▶ **Direction**
Return each line of the listing below, unchanged, and omit the images.

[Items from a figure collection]
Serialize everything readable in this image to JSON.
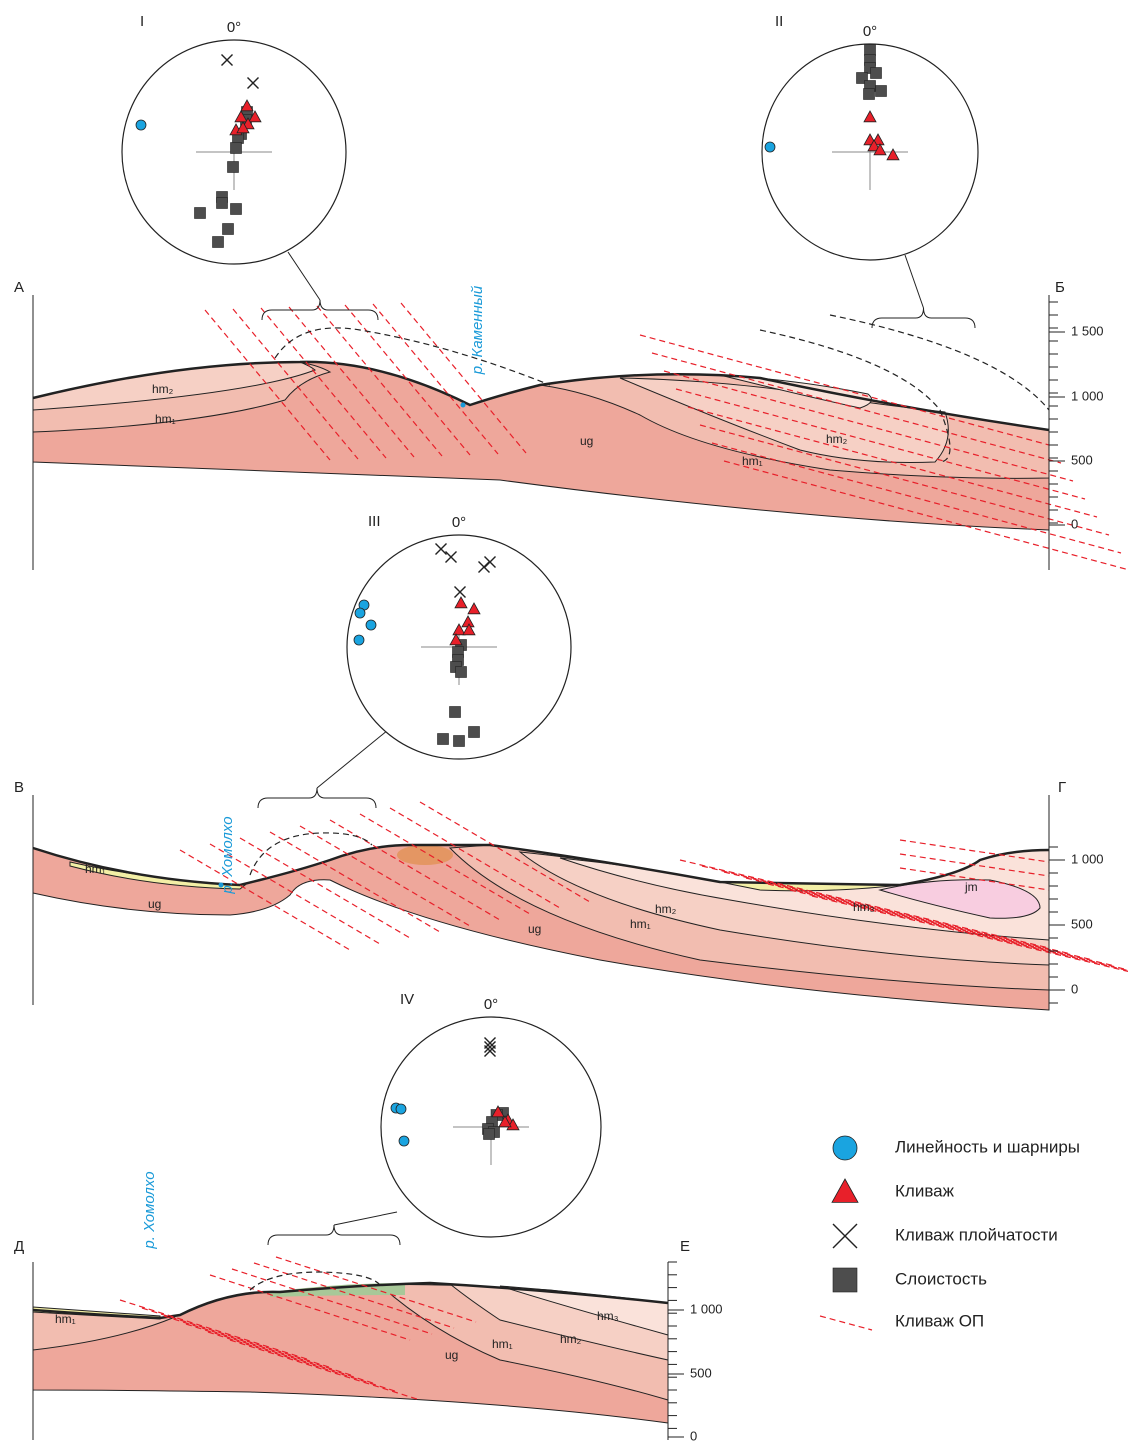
{
  "stereonets": [
    {
      "label": "I",
      "north": "0°"
    },
    {
      "label": "II",
      "north": "0°"
    },
    {
      "label": "III",
      "north": "0°"
    },
    {
      "label": "IV",
      "north": "0°"
    }
  ],
  "sections": [
    {
      "start": "А",
      "end": "Б",
      "river": "р. Каменный",
      "units": [
        "hm₂",
        "hm₁",
        "ug",
        "hm₂",
        "hm₁"
      ],
      "scale": [
        "1 500",
        "1 000",
        "500",
        "0"
      ]
    },
    {
      "start": "В",
      "end": "Г",
      "river": "р. Хомолхо",
      "units": [
        "hm₁",
        "ug",
        "hm₂",
        "hm₁",
        "ug",
        "hm₃",
        "jm"
      ],
      "scale": [
        "1 000",
        "500",
        "0"
      ]
    },
    {
      "start": "Д",
      "end": "Е",
      "river": "р. Хомолхо",
      "units": [
        "hm₁",
        "ug",
        "hm₁",
        "hm₂",
        "hm₃"
      ],
      "scale": [
        "1 000",
        "500",
        "0"
      ]
    }
  ],
  "legend": [
    "Линейность и шарниры",
    "Кливаж",
    "Кливаж плойчатости",
    "Слоистость",
    "Кливаж ОП"
  ]
}
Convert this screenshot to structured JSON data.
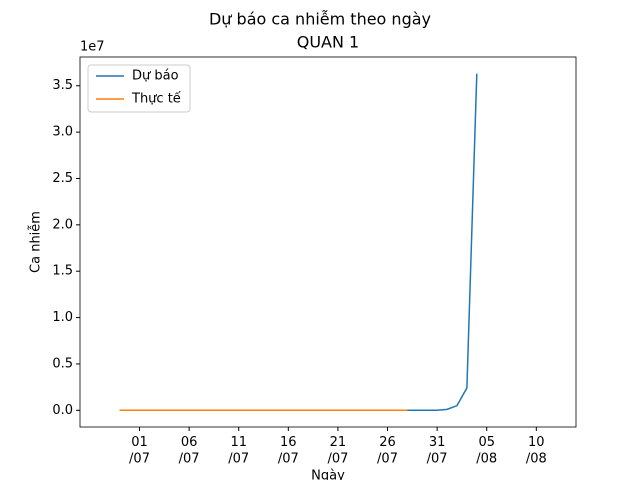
{
  "chart_data": {
    "type": "line",
    "title": "Dự báo ca nhiễm theo ngày",
    "subtitle": "QUAN 1",
    "xlabel": "Ngày",
    "ylabel": "Ca nhiễm",
    "y_offset_label": "1e7",
    "legend": "upper left",
    "grid": false,
    "xlim": [
      "25/06",
      "14/08"
    ],
    "xticks": [
      {
        "value": "01/07",
        "label": "01\n/07"
      },
      {
        "value": "06/07",
        "label": "06\n/07"
      },
      {
        "value": "11/07",
        "label": "11\n/07"
      },
      {
        "value": "16/07",
        "label": "16\n/07"
      },
      {
        "value": "21/07",
        "label": "21\n/07"
      },
      {
        "value": "26/07",
        "label": "26\n/07"
      },
      {
        "value": "31/07",
        "label": "31\n/07"
      },
      {
        "value": "05/08",
        "label": "05\n/08"
      },
      {
        "value": "10/08",
        "label": "10\n/08"
      }
    ],
    "ylim": [
      -0.18,
      3.81
    ],
    "yticks": [
      {
        "value": 0,
        "label": "0.0"
      },
      {
        "value": 0.5,
        "label": "0.5"
      },
      {
        "value": 1,
        "label": "1.0"
      },
      {
        "value": 1.5,
        "label": "1.5"
      },
      {
        "value": 2,
        "label": "2.0"
      },
      {
        "value": 2.5,
        "label": "2.5"
      },
      {
        "value": 3,
        "label": "3.0"
      },
      {
        "value": 3.5,
        "label": "3.5"
      }
    ],
    "series": [
      {
        "name": "Dự báo",
        "color": "#1f77b4",
        "x": [
          "29/06",
          "30/06",
          "01/07",
          "02/07",
          "03/07",
          "04/07",
          "05/07",
          "06/07",
          "07/07",
          "08/07",
          "09/07",
          "10/07",
          "11/07",
          "12/07",
          "13/07",
          "14/07",
          "15/07",
          "16/07",
          "17/07",
          "18/07",
          "19/07",
          "20/07",
          "21/07",
          "22/07",
          "23/07",
          "24/07",
          "25/07",
          "26/07",
          "27/07",
          "28/07",
          "29/07",
          "30/07",
          "31/07",
          "01/08",
          "02/08",
          "03/08",
          "04/08"
        ],
        "values": [
          0,
          0,
          0,
          0,
          0,
          0,
          0,
          0,
          0,
          0,
          0,
          0,
          0,
          0,
          0,
          0,
          0,
          0,
          0,
          0,
          0,
          0,
          0,
          0,
          0,
          0,
          0,
          0,
          0,
          0,
          0,
          0,
          0,
          0.01,
          0.05,
          0.24,
          3.63
        ]
      },
      {
        "name": "Thực tế",
        "color": "#ff7f0e",
        "x": [
          "29/06",
          "30/06",
          "01/07",
          "02/07",
          "03/07",
          "04/07",
          "05/07",
          "06/07",
          "07/07",
          "08/07",
          "09/07",
          "10/07",
          "11/07",
          "12/07",
          "13/07",
          "14/07",
          "15/07",
          "16/07",
          "17/07",
          "18/07",
          "19/07",
          "20/07",
          "21/07",
          "22/07",
          "23/07",
          "24/07",
          "25/07",
          "26/07",
          "27/07",
          "28/07"
        ],
        "values": [
          0,
          0,
          0,
          0,
          0,
          0,
          0,
          0,
          0,
          0,
          0,
          0,
          0,
          0,
          0,
          0,
          0,
          0,
          0,
          0,
          0,
          0,
          0,
          0,
          0,
          0,
          0,
          0,
          0,
          0
        ]
      }
    ]
  }
}
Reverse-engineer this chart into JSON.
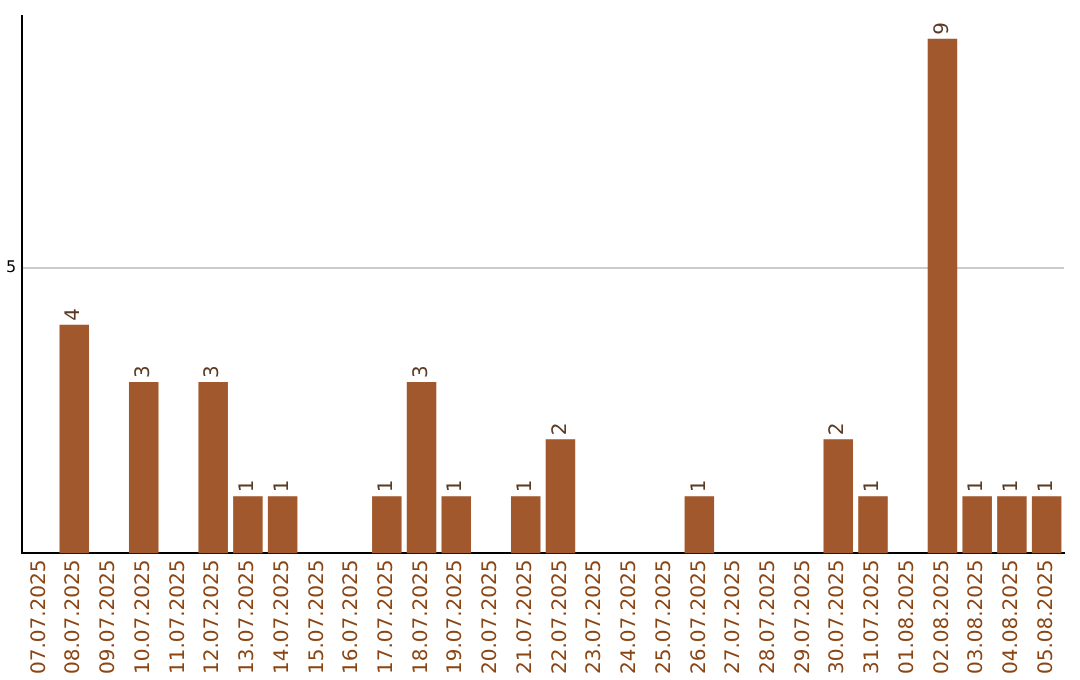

▶ **Correct answer**
Serialize everything readable in this image to JSON.
{
  "stereonets": [
    {
      "label": "I",
      "north": "0°"
    },
    {
      "label": "II",
      "north": "0°"
    },
    {
      "label": "III",
      "north": "0°"
    },
    {
      "label": "IV",
      "north": "0°"
    }
  ],
  "sections": [
    {
      "start": "А",
      "end": "Б",
      "river": "р. Каменный",
      "units": [
        "hm₂",
        "hm₁",
        "ug",
        "hm₂",
        "hm₁"
      ],
      "scale": [
        "1 500",
        "1 000",
        "500",
        "0"
      ]
    },
    {
      "start": "В",
      "end": "Г",
      "river": "р. Хомолхо",
      "units": [
        "hm₁",
        "ug",
        "hm₂",
        "hm₁",
        "ug",
        "hm₃",
        "jm"
      ],
      "scale": [
        "1 000",
        "500",
        "0"
      ]
    },
    {
      "start": "Д",
      "end": "Е",
      "river": "р. Хомолхо",
      "units": [
        "hm₁",
        "ug",
        "hm₁",
        "hm₂",
        "hm₃"
      ],
      "scale": [
        "1 000",
        "500",
        "0"
      ]
    }
  ],
  "legend": [
    "Линейность и шарниры",
    "Кливаж",
    "Кливаж плойчатости",
    "Слоистость",
    "Кливаж ОП"
  ]
}
Convert this screenshot to structured JSON data.
{
  "chart_data": {
    "type": "line",
    "title": "Dự báo ca nhiễm theo ngày",
    "subtitle": "QUAN 1",
    "xlabel": "Ngày",
    "ylabel": "Ca nhiễm",
    "y_offset_label": "1e7",
    "legend": "upper left",
    "grid": false,
    "xlim": [
      "25/06",
      "14/08"
    ],
    "xticks": [
      {
        "value": "01/07",
        "label": "01\n/07"
      },
      {
        "value": "06/07",
        "label": "06\n/07"
      },
      {
        "value": "11/07",
        "label": "11\n/07"
      },
      {
        "value": "16/07",
        "label": "16\n/07"
      },
      {
        "value": "21/07",
        "label": "21\n/07"
      },
      {
        "value": "26/07",
        "label": "26\n/07"
      },
      {
        "value": "31/07",
        "label": "31\n/07"
      },
      {
        "value": "05/08",
        "label": "05\n/08"
      },
      {
        "value": "10/08",
        "label": "10\n/08"
      }
    ],
    "ylim": [
      -0.18,
      3.81
    ],
    "yticks": [
      {
        "value": 0,
        "label": "0.0"
      },
      {
        "value": 0.5,
        "label": "0.5"
      },
      {
        "value": 1,
        "label": "1.0"
      },
      {
        "value": 1.5,
        "label": "1.5"
      },
      {
        "value": 2,
        "label": "2.0"
      },
      {
        "value": 2.5,
        "label": "2.5"
      },
      {
        "value": 3,
        "label": "3.0"
      },
      {
        "value": 3.5,
        "label": "3.5"
      }
    ],
    "series": [
      {
        "name": "Dự báo",
        "color": "#1f77b4",
        "x": [
          "29/06",
          "30/06",
          "01/07",
          "02/07",
          "03/07",
          "04/07",
          "05/07",
          "06/07",
          "07/07",
          "08/07",
          "09/07",
          "10/07",
          "11/07",
          "12/07",
          "13/07",
          "14/07",
          "15/07",
          "16/07",
          "17/07",
          "18/07",
          "19/07",
          "20/07",
          "21/07",
          "22/07",
          "23/07",
          "24/07",
          "25/07",
          "26/07",
          "27/07",
          "28/07",
          "29/07",
          "30/07",
          "31/07",
          "01/08",
          "02/08",
          "03/08",
          "04/08"
        ],
        "values": [
          0,
          0,
          0,
          0,
          0,
          0,
          0,
          0,
          0,
          0,
          0,
          0,
          0,
          0,
          0,
          0,
          0,
          0,
          0,
          0,
          0,
          0,
          0,
          0,
          0,
          0,
          0,
          0,
          0,
          0,
          0,
          0,
          0,
          0.01,
          0.05,
          0.24,
          3.63
        ]
      },
      {
        "name": "Thực tế",
        "color": "#ff7f0e",
        "x": [
          "29/06",
          "30/06",
          "01/07",
          "02/07",
          "03/07",
          "04/07",
          "05/07",
          "06/07",
          "07/07",
          "08/07",
          "09/07",
          "10/07",
          "11/07",
          "12/07",
          "13/07",
          "14/07",
          "15/07",
          "16/07",
          "17/07",
          "18/07",
          "19/07",
          "20/07",
          "21/07",
          "22/07",
          "23/07",
          "24/07",
          "25/07",
          "26/07",
          "27/07",
          "28/07"
        ],
        "values": [
          0,
          0,
          0,
          0,
          0,
          0,
          0,
          0,
          0,
          0,
          0,
          0,
          0,
          0,
          0,
          0,
          0,
          0,
          0,
          0,
          0,
          0,
          0,
          0,
          0,
          0,
          0,
          0,
          0,
          0
        ]
      }
    ]
  }
}
Reverse-engineer this chart into JSON.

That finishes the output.